EXCERPT TO READ
▬▬▬

I know of only three poets in this century who bring a large measure of thought and emotion to their task. I refer to William Vaughn Moody, to John Russell McCarthy (author of “Out-of-Doors” and “Gods and Devils”), and to Robert Loveman, best known for his felicitous “Rain Song,” a poem too well known to be quoted here. Any poet who has ever lived might have been proud to have written that poem. It goes as lightly as thistle-down, yet is freighted with thought. Its philosophy is so sublimated and so natural and easy that we are likely to forget that it has any philosophy at all. The fifty or more stanzas of his “Gates of Silence” are probably far less well known. Let me quote a few of them:

“The races rise and fall,
The nations come and go,
Time tenderly doth cover all
With violets and snow.

“The mortal tide moves on
To some immortal shore,
Past purple peaks of dusk and dawn,
Into the evermore.

* * * * *

“All the tomes of all the tribes,
All the songs of all the scribes,
All that priest and prophet say,
What is it? and what are they?

▬▬▬

WHAT IS EXPECTED
Please render this sentence from the passage on poets above in French: "Any poet who has ever lived might have been proud to have written that poem."

[Layout annotation data]

▬▬▬

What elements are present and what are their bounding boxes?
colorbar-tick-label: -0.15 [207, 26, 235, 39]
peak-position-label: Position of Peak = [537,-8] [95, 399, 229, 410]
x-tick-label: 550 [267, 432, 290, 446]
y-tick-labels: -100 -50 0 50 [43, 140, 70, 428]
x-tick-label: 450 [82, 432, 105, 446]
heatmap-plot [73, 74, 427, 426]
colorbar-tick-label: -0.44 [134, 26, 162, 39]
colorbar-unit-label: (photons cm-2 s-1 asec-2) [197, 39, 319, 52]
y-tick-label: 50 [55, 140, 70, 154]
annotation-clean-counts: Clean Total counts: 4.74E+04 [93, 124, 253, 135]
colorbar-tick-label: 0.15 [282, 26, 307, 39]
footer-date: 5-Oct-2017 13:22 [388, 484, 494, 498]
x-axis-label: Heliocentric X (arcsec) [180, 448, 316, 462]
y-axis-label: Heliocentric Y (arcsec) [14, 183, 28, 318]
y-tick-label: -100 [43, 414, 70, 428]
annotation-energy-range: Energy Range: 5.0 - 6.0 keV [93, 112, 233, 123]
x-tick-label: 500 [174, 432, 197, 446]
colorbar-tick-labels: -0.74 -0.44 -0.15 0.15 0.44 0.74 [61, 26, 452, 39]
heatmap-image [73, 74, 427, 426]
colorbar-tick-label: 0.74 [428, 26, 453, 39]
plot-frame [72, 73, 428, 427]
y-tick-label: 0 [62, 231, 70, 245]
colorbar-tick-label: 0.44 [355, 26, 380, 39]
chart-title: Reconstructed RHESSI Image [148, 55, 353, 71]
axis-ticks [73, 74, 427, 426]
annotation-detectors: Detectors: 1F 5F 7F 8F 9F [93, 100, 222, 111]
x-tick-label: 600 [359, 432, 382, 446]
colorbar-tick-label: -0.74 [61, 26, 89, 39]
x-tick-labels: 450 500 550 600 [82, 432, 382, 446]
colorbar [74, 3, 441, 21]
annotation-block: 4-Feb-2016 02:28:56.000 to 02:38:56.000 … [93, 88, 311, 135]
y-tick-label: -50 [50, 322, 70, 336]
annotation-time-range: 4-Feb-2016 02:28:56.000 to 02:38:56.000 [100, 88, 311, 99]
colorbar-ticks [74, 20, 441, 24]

▬▬▬

FINISHED EXERCISE
Tout poète ayant jamais vécu aurait pu être fier d'avoir écrit ce poème.